Dataset items
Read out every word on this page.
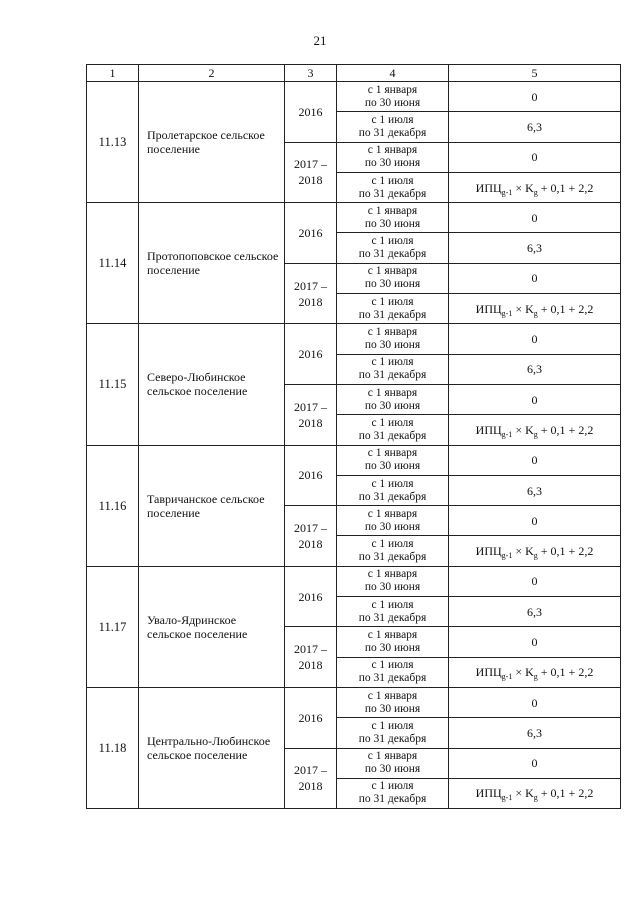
21
1	2	3	4	5
11.13	Пролетарское сельское поселение	2016	с 1 января
по 30 июня	0
			с 1 июля
по 31 декабря	6,3
		2017 – 2018	с 1 января
по 30 июня	0
			с 1 июля
по 31 декабря	$ИПЦ_{g-1} \times K_g + 0,1 + 2,2$
11.14	Протопоповское сельское поселение	2016	с 1 января
по 30 июня	0
			с 1 июля
по 31 декабря	6,3
		2017 – 2018	с 1 января
по 30 июня	0
			с 1 июля
по 31 декабря	$ИПЦ_{g-1} \times K_g + 0,1 + 2,2$
11.15	Северо-Любинское сельское поселение	2016	с 1 января
по 30 июня	0
			с 1 июля
по 31 декабря	6,3
		2017 – 2018	с 1 января
по 30 июня	0
			с 1 июля
по 31 декабря	$ИПЦ_{g-1} \times K_g + 0,1 + 2,2$
11.16	Тавричанское сельское поселение	2016	с 1 января
по 30 июня	0
			с 1 июля
по 31 декабря	6,3
		2017 – 2018	с 1 января
по 30 июня	0
			с 1 июля
по 31 декабря	$ИПЦ_{g-1} \times K_g + 0,1 + 2,2$
11.17	Увало-Ядринское сельское поселение	2016	с 1 января
по 30 июня	0
			с 1 июля
по 31 декабря	6,3
		2017 – 2018	с 1 января
по 30 июня	0
			с 1 июля
по 31 декабря	$ИПЦ_{g-1} \times K_g + 0,1 + 2,2$
11.18	Центрально-Любинское сельское поселение	2016	с 1 января
по 30 июня	0
			с 1 июля
по 31 декабря	6,3
		2017 – 2018	с 1 января
по 30 июня	0
			с 1 июля
по 31 декабря	$ИПЦ_{g-1} \times K_g + 0,1 + 2,2$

Required task:
Without the pictures, restate all the entries above exactly.

Correct answer:
Read out every word on this page.
21
1	2	3	4	5
11.13	Пролетарское сельское поселение	2016	с 1 января
по 30 июня	0
			с 1 июля
по 31 декабря	6,3
		2017 – 2018	с 1 января
по 30 июня	0
			с 1 июля
по 31 декабря	$ИПЦ_{g-1} \times K_g + 0,1 + 2,2$
11.14	Протопоповское сельское поселение	2016	с 1 января
по 30 июня	0
			с 1 июля
по 31 декабря	6,3
		2017 – 2018	с 1 января
по 30 июня	0
			с 1 июля
по 31 декабря	$ИПЦ_{g-1} \times K_g + 0,1 + 2,2$
11.15	Северо-Любинское сельское поселение	2016	с 1 января
по 30 июня	0
			с 1 июля
по 31 декабря	6,3
		2017 – 2018	с 1 января
по 30 июня	0
			с 1 июля
по 31 декабря	$ИПЦ_{g-1} \times K_g + 0,1 + 2,2$
11.16	Тавричанское сельское поселение	2016	с 1 января
по 30 июня	0
			с 1 июля
по 31 декабря	6,3
		2017 – 2018	с 1 января
по 30 июня	0
			с 1 июля
по 31 декабря	$ИПЦ_{g-1} \times K_g + 0,1 + 2,2$
11.17	Увало-Ядринское сельское поселение	2016	с 1 января
по 30 июня	0
			с 1 июля
по 31 декабря	6,3
		2017 – 2018	с 1 января
по 30 июня	0
			с 1 июля
по 31 декабря	$ИПЦ_{g-1} \times K_g + 0,1 + 2,2$
11.18	Центрально-Любинское сельское поселение	2016	с 1 января
по 30 июня	0
			с 1 июля
по 31 декабря	6,3
		2017 – 2018	с 1 января
по 30 июня	0
			с 1 июля
по 31 декабря	$ИПЦ_{g-1} \times K_g + 0,1 + 2,2$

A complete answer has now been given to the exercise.